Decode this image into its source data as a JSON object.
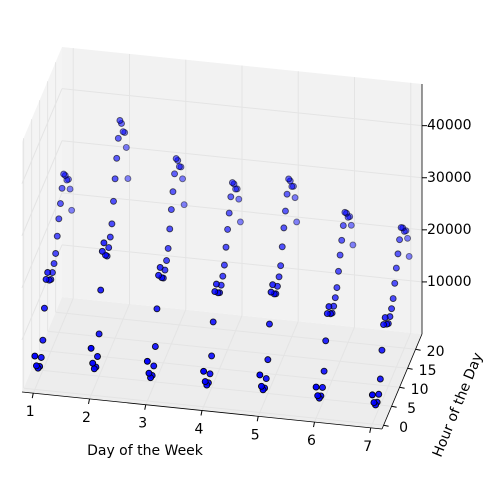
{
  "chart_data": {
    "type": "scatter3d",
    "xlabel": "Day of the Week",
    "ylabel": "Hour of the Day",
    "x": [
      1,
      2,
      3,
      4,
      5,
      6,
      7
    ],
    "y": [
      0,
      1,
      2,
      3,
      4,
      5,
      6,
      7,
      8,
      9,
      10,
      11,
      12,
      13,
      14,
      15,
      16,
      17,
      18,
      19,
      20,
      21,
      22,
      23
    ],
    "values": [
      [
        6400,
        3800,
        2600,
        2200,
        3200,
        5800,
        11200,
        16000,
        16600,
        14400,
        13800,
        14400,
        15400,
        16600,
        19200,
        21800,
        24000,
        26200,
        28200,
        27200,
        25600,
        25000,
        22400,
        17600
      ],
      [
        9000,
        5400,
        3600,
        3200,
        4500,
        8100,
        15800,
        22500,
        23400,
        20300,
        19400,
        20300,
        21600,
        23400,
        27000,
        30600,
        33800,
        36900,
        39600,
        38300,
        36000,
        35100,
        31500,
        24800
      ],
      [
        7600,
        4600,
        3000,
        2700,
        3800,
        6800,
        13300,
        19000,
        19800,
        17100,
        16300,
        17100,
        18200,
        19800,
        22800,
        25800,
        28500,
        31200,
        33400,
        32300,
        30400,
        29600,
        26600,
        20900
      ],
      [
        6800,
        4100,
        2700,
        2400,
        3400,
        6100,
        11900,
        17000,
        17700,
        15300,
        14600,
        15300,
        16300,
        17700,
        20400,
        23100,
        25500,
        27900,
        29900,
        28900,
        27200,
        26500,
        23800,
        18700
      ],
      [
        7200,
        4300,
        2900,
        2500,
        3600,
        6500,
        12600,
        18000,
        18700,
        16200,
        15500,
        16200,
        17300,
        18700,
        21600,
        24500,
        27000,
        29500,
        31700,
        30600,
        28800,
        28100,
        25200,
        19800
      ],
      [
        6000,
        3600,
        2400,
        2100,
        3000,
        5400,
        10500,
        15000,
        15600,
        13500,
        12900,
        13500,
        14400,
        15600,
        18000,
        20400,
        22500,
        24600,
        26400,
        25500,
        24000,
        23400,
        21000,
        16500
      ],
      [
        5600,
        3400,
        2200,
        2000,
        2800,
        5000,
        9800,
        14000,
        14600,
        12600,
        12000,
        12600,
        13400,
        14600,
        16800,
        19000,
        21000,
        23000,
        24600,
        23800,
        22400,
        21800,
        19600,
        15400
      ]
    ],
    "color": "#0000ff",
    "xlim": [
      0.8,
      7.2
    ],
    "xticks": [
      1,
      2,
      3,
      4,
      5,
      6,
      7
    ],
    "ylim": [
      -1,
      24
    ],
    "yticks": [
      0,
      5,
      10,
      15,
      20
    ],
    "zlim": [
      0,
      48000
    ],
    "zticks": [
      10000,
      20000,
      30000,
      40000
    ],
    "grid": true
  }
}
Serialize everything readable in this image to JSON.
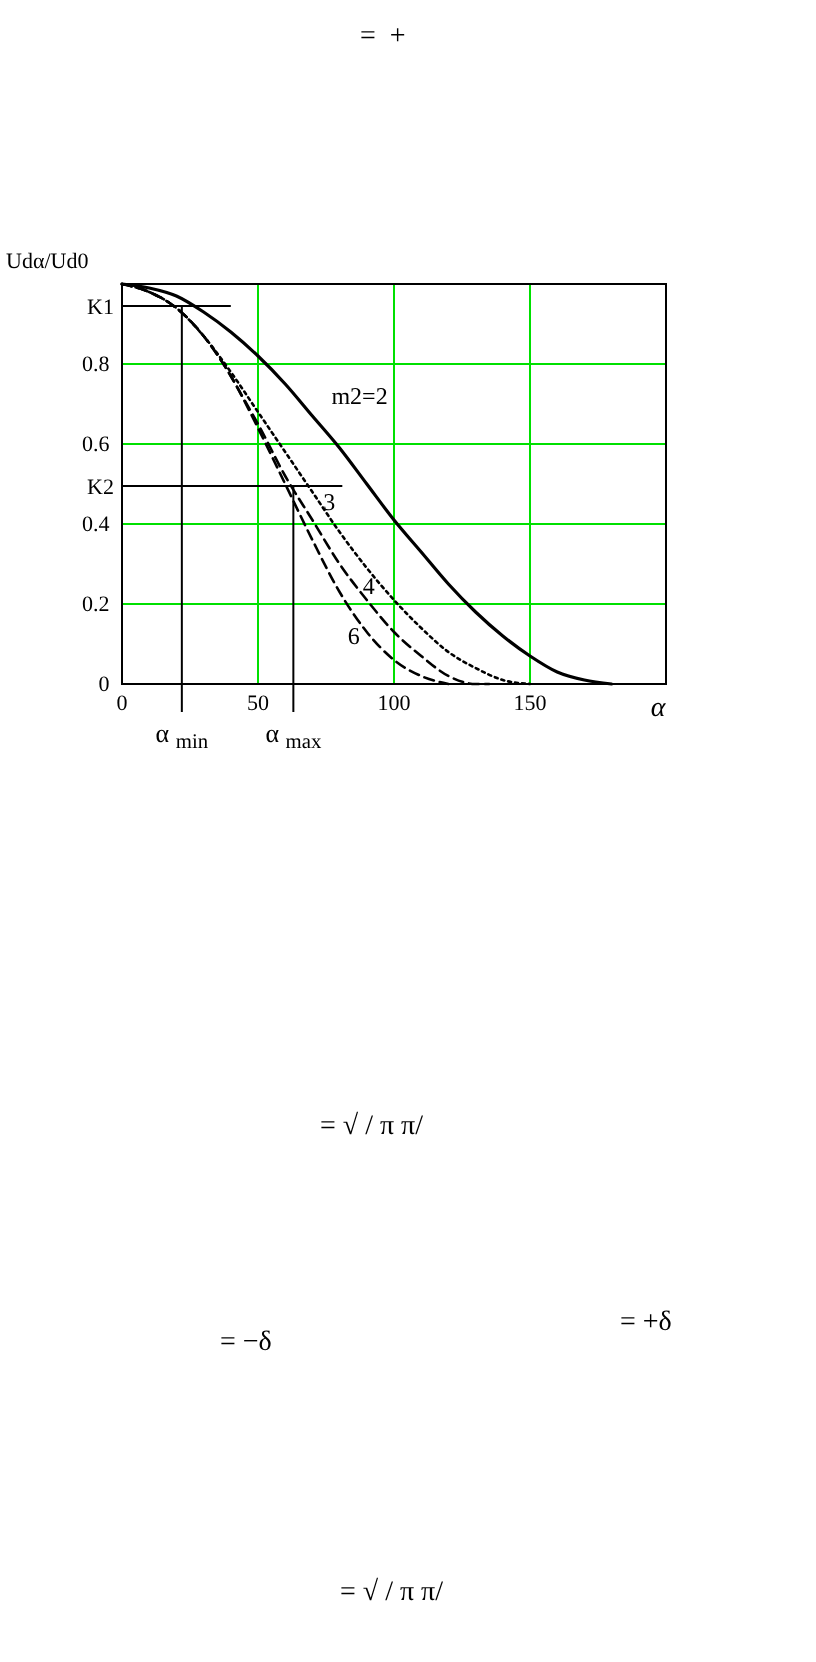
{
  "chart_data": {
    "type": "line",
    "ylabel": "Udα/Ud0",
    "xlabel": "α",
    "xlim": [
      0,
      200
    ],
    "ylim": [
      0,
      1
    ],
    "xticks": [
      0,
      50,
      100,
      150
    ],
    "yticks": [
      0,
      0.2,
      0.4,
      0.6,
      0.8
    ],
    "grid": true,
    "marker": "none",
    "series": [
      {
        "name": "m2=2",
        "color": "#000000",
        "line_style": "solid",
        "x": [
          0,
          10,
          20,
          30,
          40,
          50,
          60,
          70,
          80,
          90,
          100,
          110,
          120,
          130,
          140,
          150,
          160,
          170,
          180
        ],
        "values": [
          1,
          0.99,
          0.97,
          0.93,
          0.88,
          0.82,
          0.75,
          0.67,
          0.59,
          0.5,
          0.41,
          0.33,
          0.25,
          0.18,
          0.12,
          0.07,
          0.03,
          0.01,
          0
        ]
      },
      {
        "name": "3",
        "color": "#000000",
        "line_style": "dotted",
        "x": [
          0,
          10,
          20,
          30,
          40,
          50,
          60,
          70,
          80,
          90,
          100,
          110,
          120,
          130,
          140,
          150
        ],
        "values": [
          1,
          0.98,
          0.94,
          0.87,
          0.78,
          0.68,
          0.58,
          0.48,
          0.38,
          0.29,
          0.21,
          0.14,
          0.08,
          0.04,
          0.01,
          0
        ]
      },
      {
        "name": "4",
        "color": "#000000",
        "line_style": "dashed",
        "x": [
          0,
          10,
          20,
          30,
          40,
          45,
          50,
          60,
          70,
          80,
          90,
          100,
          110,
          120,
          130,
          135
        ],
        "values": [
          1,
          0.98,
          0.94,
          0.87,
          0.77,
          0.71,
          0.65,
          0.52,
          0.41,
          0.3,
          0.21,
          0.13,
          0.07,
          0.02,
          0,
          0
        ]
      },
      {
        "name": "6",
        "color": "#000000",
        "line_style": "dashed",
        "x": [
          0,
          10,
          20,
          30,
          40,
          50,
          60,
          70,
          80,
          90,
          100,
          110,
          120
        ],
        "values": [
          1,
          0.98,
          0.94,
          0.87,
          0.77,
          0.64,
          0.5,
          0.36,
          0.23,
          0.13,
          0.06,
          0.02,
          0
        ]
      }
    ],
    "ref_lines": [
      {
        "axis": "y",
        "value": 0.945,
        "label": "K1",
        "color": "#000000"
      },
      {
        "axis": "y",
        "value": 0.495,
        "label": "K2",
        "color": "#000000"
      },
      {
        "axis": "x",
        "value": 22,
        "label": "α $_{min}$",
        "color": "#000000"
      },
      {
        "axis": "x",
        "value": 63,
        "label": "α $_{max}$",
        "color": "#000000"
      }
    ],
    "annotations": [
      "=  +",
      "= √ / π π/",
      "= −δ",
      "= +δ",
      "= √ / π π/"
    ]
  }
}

┄┄┄┄┄┄┄┄┄┄┄┄┄┄┄┄┄┄┄┄

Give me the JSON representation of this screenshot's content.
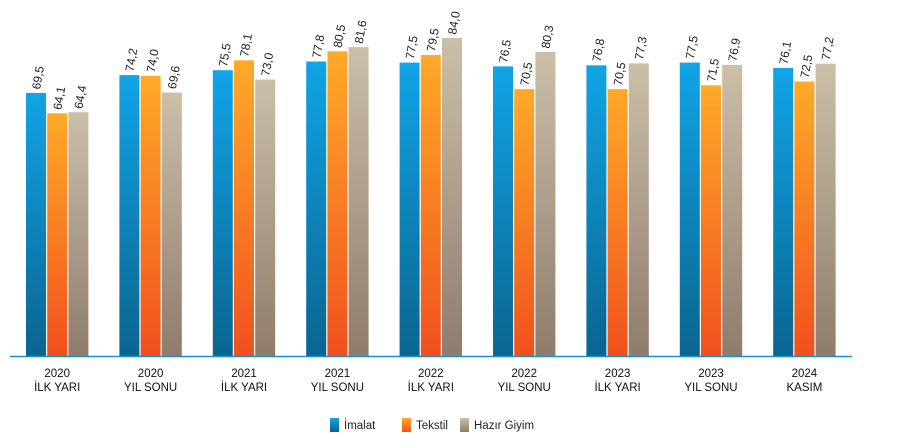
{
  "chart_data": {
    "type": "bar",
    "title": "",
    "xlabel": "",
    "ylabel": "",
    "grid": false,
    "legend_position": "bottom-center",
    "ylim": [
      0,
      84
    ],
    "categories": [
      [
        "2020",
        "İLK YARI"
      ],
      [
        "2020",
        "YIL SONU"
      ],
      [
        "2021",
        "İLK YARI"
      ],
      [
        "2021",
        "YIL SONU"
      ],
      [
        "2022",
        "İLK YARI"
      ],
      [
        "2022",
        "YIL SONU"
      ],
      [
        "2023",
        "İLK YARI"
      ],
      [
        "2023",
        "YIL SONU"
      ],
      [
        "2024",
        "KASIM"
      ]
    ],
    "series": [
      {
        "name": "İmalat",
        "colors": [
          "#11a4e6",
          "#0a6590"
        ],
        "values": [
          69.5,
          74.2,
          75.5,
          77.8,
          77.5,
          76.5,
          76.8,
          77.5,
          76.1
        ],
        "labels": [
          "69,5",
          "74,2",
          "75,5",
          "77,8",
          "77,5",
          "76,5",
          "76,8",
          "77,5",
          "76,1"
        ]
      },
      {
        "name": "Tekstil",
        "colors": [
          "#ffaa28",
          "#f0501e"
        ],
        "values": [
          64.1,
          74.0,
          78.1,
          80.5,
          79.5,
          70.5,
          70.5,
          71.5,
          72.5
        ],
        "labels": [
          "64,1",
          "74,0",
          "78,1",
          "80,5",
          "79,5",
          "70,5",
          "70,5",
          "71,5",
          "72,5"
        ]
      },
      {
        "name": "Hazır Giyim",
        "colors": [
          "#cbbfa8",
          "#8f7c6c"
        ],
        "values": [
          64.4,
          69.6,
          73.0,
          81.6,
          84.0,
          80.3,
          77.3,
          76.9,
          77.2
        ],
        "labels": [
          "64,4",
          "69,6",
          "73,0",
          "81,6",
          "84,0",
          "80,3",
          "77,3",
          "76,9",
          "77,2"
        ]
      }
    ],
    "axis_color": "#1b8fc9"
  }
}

┄┄┄┄┄┄┄┄┄┄┄┄┄┄┄┄┄┄┄┄

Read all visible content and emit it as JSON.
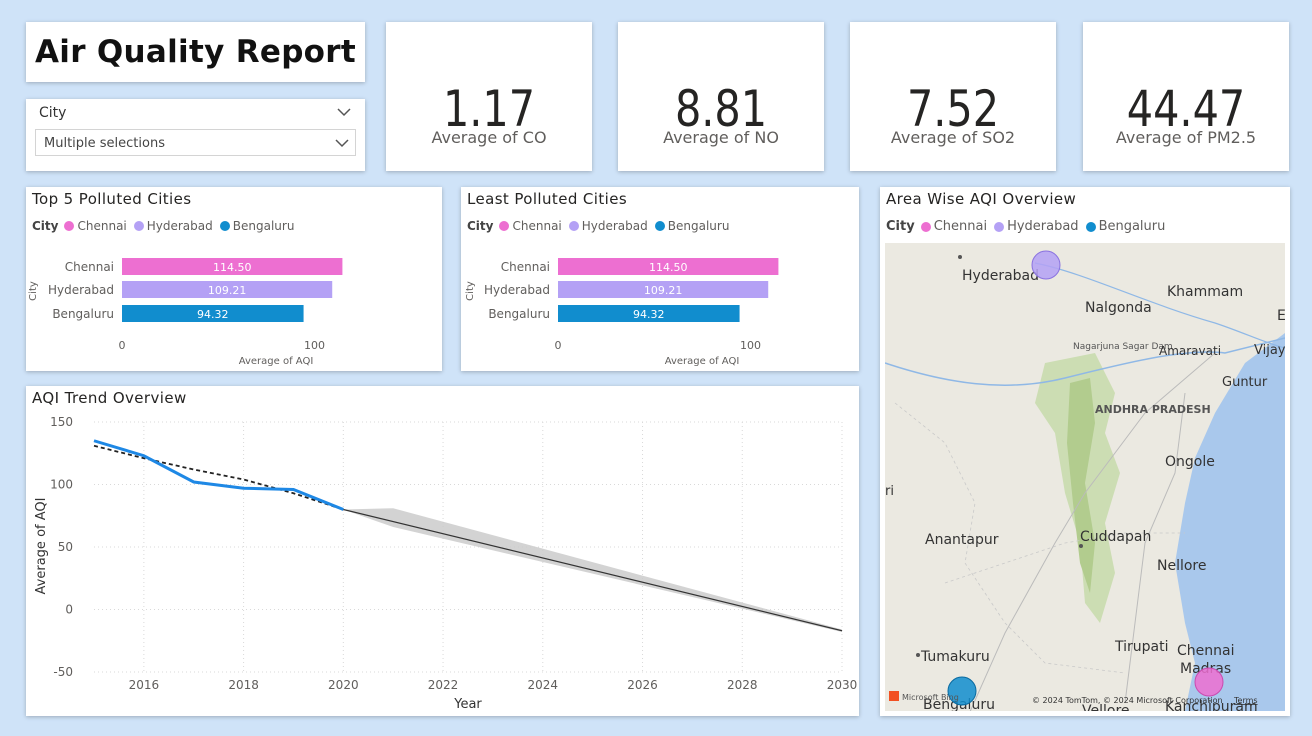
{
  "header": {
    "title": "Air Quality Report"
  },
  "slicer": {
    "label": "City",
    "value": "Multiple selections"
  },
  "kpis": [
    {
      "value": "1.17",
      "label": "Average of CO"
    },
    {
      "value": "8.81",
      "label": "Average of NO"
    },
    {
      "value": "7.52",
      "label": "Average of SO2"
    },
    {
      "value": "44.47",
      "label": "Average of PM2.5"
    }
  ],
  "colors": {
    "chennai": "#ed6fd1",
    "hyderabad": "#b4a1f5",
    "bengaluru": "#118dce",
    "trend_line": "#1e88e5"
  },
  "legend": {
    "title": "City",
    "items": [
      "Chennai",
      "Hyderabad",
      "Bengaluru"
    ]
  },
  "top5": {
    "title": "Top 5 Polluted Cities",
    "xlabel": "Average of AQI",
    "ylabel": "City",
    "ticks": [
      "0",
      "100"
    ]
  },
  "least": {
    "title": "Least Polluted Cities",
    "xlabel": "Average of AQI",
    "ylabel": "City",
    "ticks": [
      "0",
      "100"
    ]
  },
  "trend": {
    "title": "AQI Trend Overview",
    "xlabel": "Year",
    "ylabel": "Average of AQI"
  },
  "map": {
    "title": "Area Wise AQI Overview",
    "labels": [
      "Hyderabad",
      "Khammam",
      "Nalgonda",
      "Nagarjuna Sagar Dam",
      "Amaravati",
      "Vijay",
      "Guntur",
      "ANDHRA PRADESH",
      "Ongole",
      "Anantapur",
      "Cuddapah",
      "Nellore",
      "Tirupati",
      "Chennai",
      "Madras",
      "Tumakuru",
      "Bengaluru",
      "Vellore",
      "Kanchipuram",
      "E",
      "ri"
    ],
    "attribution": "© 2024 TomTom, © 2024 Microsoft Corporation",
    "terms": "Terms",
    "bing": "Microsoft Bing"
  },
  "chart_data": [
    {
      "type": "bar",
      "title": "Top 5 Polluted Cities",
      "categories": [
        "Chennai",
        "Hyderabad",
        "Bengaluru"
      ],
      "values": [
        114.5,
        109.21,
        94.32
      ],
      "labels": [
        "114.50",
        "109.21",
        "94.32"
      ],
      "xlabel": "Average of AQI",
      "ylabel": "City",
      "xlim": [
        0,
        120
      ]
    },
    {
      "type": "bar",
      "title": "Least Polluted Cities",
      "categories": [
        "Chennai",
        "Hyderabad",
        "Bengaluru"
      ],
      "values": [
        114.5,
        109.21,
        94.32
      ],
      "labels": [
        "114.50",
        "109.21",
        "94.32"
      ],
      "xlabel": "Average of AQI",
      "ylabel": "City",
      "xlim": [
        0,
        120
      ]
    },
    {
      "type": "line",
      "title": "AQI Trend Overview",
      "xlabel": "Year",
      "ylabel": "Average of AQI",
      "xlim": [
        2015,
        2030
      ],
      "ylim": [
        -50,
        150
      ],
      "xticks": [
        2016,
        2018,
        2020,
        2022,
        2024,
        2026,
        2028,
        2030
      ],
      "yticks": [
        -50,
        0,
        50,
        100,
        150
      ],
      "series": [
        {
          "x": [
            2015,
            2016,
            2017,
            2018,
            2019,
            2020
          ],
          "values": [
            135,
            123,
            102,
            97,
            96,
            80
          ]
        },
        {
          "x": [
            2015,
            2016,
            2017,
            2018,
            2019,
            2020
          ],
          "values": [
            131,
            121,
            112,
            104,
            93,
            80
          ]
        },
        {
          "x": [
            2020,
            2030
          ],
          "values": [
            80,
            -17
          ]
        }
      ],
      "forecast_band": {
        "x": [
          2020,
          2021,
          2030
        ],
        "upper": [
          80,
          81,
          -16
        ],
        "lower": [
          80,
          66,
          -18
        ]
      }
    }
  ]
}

┄┄┄┄┄┄┄┄┄┄┄┄┄┄┄┄┄┄┄┄

§ **The problem**
Tally up the lines with the word "content" in them, and answer with that number by itself.

§ **Task output**
2